(A block of data)
┌────────
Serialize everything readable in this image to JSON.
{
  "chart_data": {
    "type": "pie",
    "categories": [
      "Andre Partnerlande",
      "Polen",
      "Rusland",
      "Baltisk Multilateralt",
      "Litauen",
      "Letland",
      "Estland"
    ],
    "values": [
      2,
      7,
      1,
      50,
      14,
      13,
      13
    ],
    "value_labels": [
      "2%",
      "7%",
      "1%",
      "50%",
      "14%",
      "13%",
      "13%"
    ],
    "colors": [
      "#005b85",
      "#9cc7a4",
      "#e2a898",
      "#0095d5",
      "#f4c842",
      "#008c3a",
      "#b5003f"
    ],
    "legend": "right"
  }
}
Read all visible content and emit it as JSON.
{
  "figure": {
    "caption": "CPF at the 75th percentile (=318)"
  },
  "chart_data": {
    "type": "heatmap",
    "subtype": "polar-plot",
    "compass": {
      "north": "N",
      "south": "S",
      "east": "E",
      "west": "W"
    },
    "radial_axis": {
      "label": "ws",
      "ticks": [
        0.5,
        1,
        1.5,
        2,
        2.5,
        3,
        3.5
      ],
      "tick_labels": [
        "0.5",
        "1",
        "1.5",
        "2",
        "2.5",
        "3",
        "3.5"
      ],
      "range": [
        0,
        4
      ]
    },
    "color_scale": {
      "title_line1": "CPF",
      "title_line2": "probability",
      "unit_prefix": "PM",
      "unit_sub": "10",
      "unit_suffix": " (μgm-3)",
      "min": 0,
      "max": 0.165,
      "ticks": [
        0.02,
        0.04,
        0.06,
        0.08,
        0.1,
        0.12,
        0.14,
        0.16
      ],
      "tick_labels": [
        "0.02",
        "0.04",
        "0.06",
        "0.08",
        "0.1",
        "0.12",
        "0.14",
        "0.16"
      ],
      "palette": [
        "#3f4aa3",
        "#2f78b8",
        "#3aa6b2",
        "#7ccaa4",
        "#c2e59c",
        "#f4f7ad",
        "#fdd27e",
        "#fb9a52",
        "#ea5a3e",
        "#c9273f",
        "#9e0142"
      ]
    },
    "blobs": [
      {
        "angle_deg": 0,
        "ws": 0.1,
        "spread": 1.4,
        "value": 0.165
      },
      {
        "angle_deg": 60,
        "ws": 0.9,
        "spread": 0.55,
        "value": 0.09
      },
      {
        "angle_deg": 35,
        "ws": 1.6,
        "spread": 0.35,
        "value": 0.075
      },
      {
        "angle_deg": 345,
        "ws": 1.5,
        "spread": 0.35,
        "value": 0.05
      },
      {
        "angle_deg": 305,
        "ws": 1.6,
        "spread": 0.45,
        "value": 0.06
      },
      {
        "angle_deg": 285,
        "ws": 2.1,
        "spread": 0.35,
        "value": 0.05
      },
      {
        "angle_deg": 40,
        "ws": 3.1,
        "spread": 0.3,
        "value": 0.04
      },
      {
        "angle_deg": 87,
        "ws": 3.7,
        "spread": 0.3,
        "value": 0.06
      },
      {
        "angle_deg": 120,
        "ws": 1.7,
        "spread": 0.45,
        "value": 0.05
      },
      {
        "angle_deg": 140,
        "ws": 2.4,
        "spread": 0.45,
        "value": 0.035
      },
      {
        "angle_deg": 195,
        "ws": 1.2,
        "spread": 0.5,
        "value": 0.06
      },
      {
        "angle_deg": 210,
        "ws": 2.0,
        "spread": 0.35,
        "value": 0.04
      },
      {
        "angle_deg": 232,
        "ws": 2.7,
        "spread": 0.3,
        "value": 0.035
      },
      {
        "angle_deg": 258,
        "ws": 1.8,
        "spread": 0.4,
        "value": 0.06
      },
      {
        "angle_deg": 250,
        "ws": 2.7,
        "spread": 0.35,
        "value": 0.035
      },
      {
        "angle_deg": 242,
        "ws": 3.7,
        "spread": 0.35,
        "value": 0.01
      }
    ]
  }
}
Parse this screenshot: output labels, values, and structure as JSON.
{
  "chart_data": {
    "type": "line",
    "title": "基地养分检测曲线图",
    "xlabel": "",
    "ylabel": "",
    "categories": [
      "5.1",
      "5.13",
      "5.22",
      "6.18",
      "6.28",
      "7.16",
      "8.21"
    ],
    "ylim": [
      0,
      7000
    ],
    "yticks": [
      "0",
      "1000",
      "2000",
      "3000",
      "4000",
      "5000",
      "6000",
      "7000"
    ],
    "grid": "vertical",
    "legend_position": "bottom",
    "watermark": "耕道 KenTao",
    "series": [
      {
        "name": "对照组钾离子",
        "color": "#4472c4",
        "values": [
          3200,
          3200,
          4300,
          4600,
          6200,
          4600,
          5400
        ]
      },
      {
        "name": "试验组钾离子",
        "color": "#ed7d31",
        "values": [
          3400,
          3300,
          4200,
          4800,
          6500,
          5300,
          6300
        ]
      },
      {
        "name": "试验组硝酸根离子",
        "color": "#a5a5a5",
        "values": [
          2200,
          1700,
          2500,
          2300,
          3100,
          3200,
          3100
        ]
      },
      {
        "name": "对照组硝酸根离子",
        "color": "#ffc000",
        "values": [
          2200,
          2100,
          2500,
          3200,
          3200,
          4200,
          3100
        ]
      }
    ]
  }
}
└────────
> _What is expected_: Print the material above once more, exactly.

> _Result of this exercise_:
Serialize everything readable in this image to JSON.
{
  "chart_data": {
    "type": "pie",
    "categories": [
      "Andre Partnerlande",
      "Polen",
      "Rusland",
      "Baltisk Multilateralt",
      "Litauen",
      "Letland",
      "Estland"
    ],
    "values": [
      2,
      7,
      1,
      50,
      14,
      13,
      13
    ],
    "value_labels": [
      "2%",
      "7%",
      "1%",
      "50%",
      "14%",
      "13%",
      "13%"
    ],
    "colors": [
      "#005b85",
      "#9cc7a4",
      "#e2a898",
      "#0095d5",
      "#f4c842",
      "#008c3a",
      "#b5003f"
    ],
    "legend": "right"
  }
}
Read all visible content and emit it as JSON.
{
  "figure": {
    "caption": "CPF at the 75th percentile (=318)"
  },
  "chart_data": {
    "type": "heatmap",
    "subtype": "polar-plot",
    "compass": {
      "north": "N",
      "south": "S",
      "east": "E",
      "west": "W"
    },
    "radial_axis": {
      "label": "ws",
      "ticks": [
        0.5,
        1,
        1.5,
        2,
        2.5,
        3,
        3.5
      ],
      "tick_labels": [
        "0.5",
        "1",
        "1.5",
        "2",
        "2.5",
        "3",
        "3.5"
      ],
      "range": [
        0,
        4
      ]
    },
    "color_scale": {
      "title_line1": "CPF",
      "title_line2": "probability",
      "unit_prefix": "PM",
      "unit_sub": "10",
      "unit_suffix": " (μgm-3)",
      "min": 0,
      "max": 0.165,
      "ticks": [
        0.02,
        0.04,
        0.06,
        0.08,
        0.1,
        0.12,
        0.14,
        0.16
      ],
      "tick_labels": [
        "0.02",
        "0.04",
        "0.06",
        "0.08",
        "0.1",
        "0.12",
        "0.14",
        "0.16"
      ],
      "palette": [
        "#3f4aa3",
        "#2f78b8",
        "#3aa6b2",
        "#7ccaa4",
        "#c2e59c",
        "#f4f7ad",
        "#fdd27e",
        "#fb9a52",
        "#ea5a3e",
        "#c9273f",
        "#9e0142"
      ]
    },
    "blobs": [
      {
        "angle_deg": 0,
        "ws": 0.1,
        "spread": 1.4,
        "value": 0.165
      },
      {
        "angle_deg": 60,
        "ws": 0.9,
        "spread": 0.55,
        "value": 0.09
      },
      {
        "angle_deg": 35,
        "ws": 1.6,
        "spread": 0.35,
        "value": 0.075
      },
      {
        "angle_deg": 345,
        "ws": 1.5,
        "spread": 0.35,
        "value": 0.05
      },
      {
        "angle_deg": 305,
        "ws": 1.6,
        "spread": 0.45,
        "value": 0.06
      },
      {
        "angle_deg": 285,
        "ws": 2.1,
        "spread": 0.35,
        "value": 0.05
      },
      {
        "angle_deg": 40,
        "ws": 3.1,
        "spread": 0.3,
        "value": 0.04
      },
      {
        "angle_deg": 87,
        "ws": 3.7,
        "spread": 0.3,
        "value": 0.06
      },
      {
        "angle_deg": 120,
        "ws": 1.7,
        "spread": 0.45,
        "value": 0.05
      },
      {
        "angle_deg": 140,
        "ws": 2.4,
        "spread": 0.45,
        "value": 0.035
      },
      {
        "angle_deg": 195,
        "ws": 1.2,
        "spread": 0.5,
        "value": 0.06
      },
      {
        "angle_deg": 210,
        "ws": 2.0,
        "spread": 0.35,
        "value": 0.04
      },
      {
        "angle_deg": 232,
        "ws": 2.7,
        "spread": 0.3,
        "value": 0.035
      },
      {
        "angle_deg": 258,
        "ws": 1.8,
        "spread": 0.4,
        "value": 0.06
      },
      {
        "angle_deg": 250,
        "ws": 2.7,
        "spread": 0.35,
        "value": 0.035
      },
      {
        "angle_deg": 242,
        "ws": 3.7,
        "spread": 0.35,
        "value": 0.01
      }
    ]
  }
}
Parse this screenshot: output labels, values, and structure as JSON.
{
  "chart_data": {
    "type": "line",
    "title": "基地养分检测曲线图",
    "xlabel": "",
    "ylabel": "",
    "categories": [
      "5.1",
      "5.13",
      "5.22",
      "6.18",
      "6.28",
      "7.16",
      "8.21"
    ],
    "ylim": [
      0,
      7000
    ],
    "yticks": [
      "0",
      "1000",
      "2000",
      "3000",
      "4000",
      "5000",
      "6000",
      "7000"
    ],
    "grid": "vertical",
    "legend_position": "bottom",
    "watermark": "耕道 KenTao",
    "series": [
      {
        "name": "对照组钾离子",
        "color": "#4472c4",
        "values": [
          3200,
          3200,
          4300,
          4600,
          6200,
          4600,
          5400
        ]
      },
      {
        "name": "试验组钾离子",
        "color": "#ed7d31",
        "values": [
          3400,
          3300,
          4200,
          4800,
          6500,
          5300,
          6300
        ]
      },
      {
        "name": "试验组硝酸根离子",
        "color": "#a5a5a5",
        "values": [
          2200,
          1700,
          2500,
          2300,
          3100,
          3200,
          3100
        ]
      },
      {
        "name": "对照组硝酸根离子",
        "color": "#ffc000",
        "values": [
          2200,
          2100,
          2500,
          3200,
          3200,
          4200,
          3100
        ]
      }
    ]
  }
}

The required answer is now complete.